## Data listing:
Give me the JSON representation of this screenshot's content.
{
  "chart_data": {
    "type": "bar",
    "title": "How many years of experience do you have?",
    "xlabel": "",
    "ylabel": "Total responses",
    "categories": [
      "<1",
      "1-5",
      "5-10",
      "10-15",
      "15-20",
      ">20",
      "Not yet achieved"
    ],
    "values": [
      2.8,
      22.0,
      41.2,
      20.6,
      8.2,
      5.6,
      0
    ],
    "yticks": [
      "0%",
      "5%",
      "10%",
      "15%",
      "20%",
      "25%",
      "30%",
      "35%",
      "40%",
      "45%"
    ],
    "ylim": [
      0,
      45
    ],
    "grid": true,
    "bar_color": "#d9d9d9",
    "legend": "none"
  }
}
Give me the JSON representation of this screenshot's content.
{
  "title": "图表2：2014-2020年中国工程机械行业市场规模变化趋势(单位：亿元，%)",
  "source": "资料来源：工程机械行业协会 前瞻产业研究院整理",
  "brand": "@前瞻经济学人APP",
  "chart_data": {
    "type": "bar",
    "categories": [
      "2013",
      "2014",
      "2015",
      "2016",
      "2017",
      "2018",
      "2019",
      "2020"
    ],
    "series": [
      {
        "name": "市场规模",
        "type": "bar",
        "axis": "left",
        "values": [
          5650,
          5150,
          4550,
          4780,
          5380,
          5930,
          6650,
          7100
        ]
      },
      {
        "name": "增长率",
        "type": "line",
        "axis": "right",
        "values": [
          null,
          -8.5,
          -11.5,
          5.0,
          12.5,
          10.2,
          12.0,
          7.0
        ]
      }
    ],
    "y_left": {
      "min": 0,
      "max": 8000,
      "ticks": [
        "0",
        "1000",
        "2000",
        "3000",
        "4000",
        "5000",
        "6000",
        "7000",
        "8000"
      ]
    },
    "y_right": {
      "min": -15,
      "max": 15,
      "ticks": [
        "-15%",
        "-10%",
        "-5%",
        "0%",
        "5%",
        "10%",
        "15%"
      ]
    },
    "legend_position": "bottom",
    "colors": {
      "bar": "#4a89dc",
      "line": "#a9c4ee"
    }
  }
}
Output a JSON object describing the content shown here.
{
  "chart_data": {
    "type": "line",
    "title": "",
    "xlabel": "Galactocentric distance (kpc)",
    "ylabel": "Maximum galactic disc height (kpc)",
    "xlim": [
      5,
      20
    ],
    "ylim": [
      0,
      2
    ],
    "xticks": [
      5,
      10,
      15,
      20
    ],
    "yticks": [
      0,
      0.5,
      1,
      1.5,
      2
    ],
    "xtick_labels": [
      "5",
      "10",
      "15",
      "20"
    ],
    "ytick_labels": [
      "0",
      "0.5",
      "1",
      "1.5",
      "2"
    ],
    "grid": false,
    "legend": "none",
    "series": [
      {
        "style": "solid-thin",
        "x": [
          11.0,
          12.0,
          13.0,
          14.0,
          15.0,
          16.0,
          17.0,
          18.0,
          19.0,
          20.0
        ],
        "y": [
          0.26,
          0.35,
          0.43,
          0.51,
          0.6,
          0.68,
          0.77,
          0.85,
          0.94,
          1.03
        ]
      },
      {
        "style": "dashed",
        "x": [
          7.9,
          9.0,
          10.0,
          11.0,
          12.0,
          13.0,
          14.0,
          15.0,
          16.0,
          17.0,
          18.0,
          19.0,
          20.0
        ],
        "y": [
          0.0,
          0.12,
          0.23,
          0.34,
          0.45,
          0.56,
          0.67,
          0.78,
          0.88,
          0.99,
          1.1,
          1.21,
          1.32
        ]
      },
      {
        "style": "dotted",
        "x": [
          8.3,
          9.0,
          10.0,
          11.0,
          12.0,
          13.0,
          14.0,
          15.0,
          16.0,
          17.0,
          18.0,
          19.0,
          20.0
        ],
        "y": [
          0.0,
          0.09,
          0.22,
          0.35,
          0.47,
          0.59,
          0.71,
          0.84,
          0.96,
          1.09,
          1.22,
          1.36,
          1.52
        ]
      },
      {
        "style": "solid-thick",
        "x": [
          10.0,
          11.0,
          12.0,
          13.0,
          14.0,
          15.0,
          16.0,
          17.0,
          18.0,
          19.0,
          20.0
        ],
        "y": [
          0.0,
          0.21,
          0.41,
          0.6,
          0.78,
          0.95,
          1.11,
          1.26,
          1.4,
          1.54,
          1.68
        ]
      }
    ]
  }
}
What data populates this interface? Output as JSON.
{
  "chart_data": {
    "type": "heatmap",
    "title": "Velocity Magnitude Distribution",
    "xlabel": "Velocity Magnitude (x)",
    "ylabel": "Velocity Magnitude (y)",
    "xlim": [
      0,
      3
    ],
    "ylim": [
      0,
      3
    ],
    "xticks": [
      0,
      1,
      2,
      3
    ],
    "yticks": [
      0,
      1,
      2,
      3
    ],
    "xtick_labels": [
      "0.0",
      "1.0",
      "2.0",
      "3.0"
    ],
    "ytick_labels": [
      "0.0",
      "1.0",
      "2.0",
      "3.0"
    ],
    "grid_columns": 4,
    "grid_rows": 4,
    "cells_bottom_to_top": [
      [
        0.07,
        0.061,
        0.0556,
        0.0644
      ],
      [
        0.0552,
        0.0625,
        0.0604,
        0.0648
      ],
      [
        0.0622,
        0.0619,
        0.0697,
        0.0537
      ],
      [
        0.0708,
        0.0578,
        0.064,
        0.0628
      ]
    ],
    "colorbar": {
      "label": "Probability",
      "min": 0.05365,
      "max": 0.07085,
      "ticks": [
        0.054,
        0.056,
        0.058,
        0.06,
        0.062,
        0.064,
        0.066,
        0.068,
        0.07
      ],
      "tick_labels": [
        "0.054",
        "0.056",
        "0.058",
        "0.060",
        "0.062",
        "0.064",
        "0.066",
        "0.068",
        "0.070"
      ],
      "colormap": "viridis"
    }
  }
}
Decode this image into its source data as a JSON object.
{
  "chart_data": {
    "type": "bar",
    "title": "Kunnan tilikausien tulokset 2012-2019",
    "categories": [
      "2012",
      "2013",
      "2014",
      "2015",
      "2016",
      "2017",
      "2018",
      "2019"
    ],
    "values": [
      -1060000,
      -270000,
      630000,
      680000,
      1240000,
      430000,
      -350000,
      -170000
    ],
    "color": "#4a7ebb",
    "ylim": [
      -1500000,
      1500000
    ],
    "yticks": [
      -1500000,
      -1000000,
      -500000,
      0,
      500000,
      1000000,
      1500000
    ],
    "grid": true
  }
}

## Given request:
Each line must be given again exactly as written above.

## The answer:
Give me the JSON representation of this screenshot's content.
{
  "chart_data": {
    "type": "bar",
    "title": "How many years of experience do you have?",
    "xlabel": "",
    "ylabel": "Total responses",
    "categories": [
      "<1",
      "1-5",
      "5-10",
      "10-15",
      "15-20",
      ">20",
      "Not yet achieved"
    ],
    "values": [
      2.8,
      22.0,
      41.2,
      20.6,
      8.2,
      5.6,
      0
    ],
    "yticks": [
      "0%",
      "5%",
      "10%",
      "15%",
      "20%",
      "25%",
      "30%",
      "35%",
      "40%",
      "45%"
    ],
    "ylim": [
      0,
      45
    ],
    "grid": true,
    "bar_color": "#d9d9d9",
    "legend": "none"
  }
}
Give me the JSON representation of this screenshot's content.
{
  "title": "图表2：2014-2020年中国工程机械行业市场规模变化趋势(单位：亿元，%)",
  "source": "资料来源：工程机械行业协会 前瞻产业研究院整理",
  "brand": "@前瞻经济学人APP",
  "chart_data": {
    "type": "bar",
    "categories": [
      "2013",
      "2014",
      "2015",
      "2016",
      "2017",
      "2018",
      "2019",
      "2020"
    ],
    "series": [
      {
        "name": "市场规模",
        "type": "bar",
        "axis": "left",
        "values": [
          5650,
          5150,
          4550,
          4780,
          5380,
          5930,
          6650,
          7100
        ]
      },
      {
        "name": "增长率",
        "type": "line",
        "axis": "right",
        "values": [
          null,
          -8.5,
          -11.5,
          5.0,
          12.5,
          10.2,
          12.0,
          7.0
        ]
      }
    ],
    "y_left": {
      "min": 0,
      "max": 8000,
      "ticks": [
        "0",
        "1000",
        "2000",
        "3000",
        "4000",
        "5000",
        "6000",
        "7000",
        "8000"
      ]
    },
    "y_right": {
      "min": -15,
      "max": 15,
      "ticks": [
        "-15%",
        "-10%",
        "-5%",
        "0%",
        "5%",
        "10%",
        "15%"
      ]
    },
    "legend_position": "bottom",
    "colors": {
      "bar": "#4a89dc",
      "line": "#a9c4ee"
    }
  }
}
Output a JSON object describing the content shown here.
{
  "chart_data": {
    "type": "line",
    "title": "",
    "xlabel": "Galactocentric distance (kpc)",
    "ylabel": "Maximum galactic disc height (kpc)",
    "xlim": [
      5,
      20
    ],
    "ylim": [
      0,
      2
    ],
    "xticks": [
      5,
      10,
      15,
      20
    ],
    "yticks": [
      0,
      0.5,
      1,
      1.5,
      2
    ],
    "xtick_labels": [
      "5",
      "10",
      "15",
      "20"
    ],
    "ytick_labels": [
      "0",
      "0.5",
      "1",
      "1.5",
      "2"
    ],
    "grid": false,
    "legend": "none",
    "series": [
      {
        "style": "solid-thin",
        "x": [
          11.0,
          12.0,
          13.0,
          14.0,
          15.0,
          16.0,
          17.0,
          18.0,
          19.0,
          20.0
        ],
        "y": [
          0.26,
          0.35,
          0.43,
          0.51,
          0.6,
          0.68,
          0.77,
          0.85,
          0.94,
          1.03
        ]
      },
      {
        "style": "dashed",
        "x": [
          7.9,
          9.0,
          10.0,
          11.0,
          12.0,
          13.0,
          14.0,
          15.0,
          16.0,
          17.0,
          18.0,
          19.0,
          20.0
        ],
        "y": [
          0.0,
          0.12,
          0.23,
          0.34,
          0.45,
          0.56,
          0.67,
          0.78,
          0.88,
          0.99,
          1.1,
          1.21,
          1.32
        ]
      },
      {
        "style": "dotted",
        "x": [
          8.3,
          9.0,
          10.0,
          11.0,
          12.0,
          13.0,
          14.0,
          15.0,
          16.0,
          17.0,
          18.0,
          19.0,
          20.0
        ],
        "y": [
          0.0,
          0.09,
          0.22,
          0.35,
          0.47,
          0.59,
          0.71,
          0.84,
          0.96,
          1.09,
          1.22,
          1.36,
          1.52
        ]
      },
      {
        "style": "solid-thick",
        "x": [
          10.0,
          11.0,
          12.0,
          13.0,
          14.0,
          15.0,
          16.0,
          17.0,
          18.0,
          19.0,
          20.0
        ],
        "y": [
          0.0,
          0.21,
          0.41,
          0.6,
          0.78,
          0.95,
          1.11,
          1.26,
          1.4,
          1.54,
          1.68
        ]
      }
    ]
  }
}
What data populates this interface? Output as JSON.
{
  "chart_data": {
    "type": "heatmap",
    "title": "Velocity Magnitude Distribution",
    "xlabel": "Velocity Magnitude (x)",
    "ylabel": "Velocity Magnitude (y)",
    "xlim": [
      0,
      3
    ],
    "ylim": [
      0,
      3
    ],
    "xticks": [
      0,
      1,
      2,
      3
    ],
    "yticks": [
      0,
      1,
      2,
      3
    ],
    "xtick_labels": [
      "0.0",
      "1.0",
      "2.0",
      "3.0"
    ],
    "ytick_labels": [
      "0.0",
      "1.0",
      "2.0",
      "3.0"
    ],
    "grid_columns": 4,
    "grid_rows": 4,
    "cells_bottom_to_top": [
      [
        0.07,
        0.061,
        0.0556,
        0.0644
      ],
      [
        0.0552,
        0.0625,
        0.0604,
        0.0648
      ],
      [
        0.0622,
        0.0619,
        0.0697,
        0.0537
      ],
      [
        0.0708,
        0.0578,
        0.064,
        0.0628
      ]
    ],
    "colorbar": {
      "label": "Probability",
      "min": 0.05365,
      "max": 0.07085,
      "ticks": [
        0.054,
        0.056,
        0.058,
        0.06,
        0.062,
        0.064,
        0.066,
        0.068,
        0.07
      ],
      "tick_labels": [
        "0.054",
        "0.056",
        "0.058",
        "0.060",
        "0.062",
        "0.064",
        "0.066",
        "0.068",
        "0.070"
      ],
      "colormap": "viridis"
    }
  }
}
Decode this image into its source data as a JSON object.
{
  "chart_data": {
    "type": "bar",
    "title": "Kunnan tilikausien tulokset 2012-2019",
    "categories": [
      "2012",
      "2013",
      "2014",
      "2015",
      "2016",
      "2017",
      "2018",
      "2019"
    ],
    "values": [
      -1060000,
      -270000,
      630000,
      680000,
      1240000,
      430000,
      -350000,
      -170000
    ],
    "color": "#4a7ebb",
    "ylim": [
      -1500000,
      1500000
    ],
    "yticks": [
      -1500000,
      -1000000,
      -500000,
      0,
      500000,
      1000000,
      1500000
    ],
    "grid": true
  }
}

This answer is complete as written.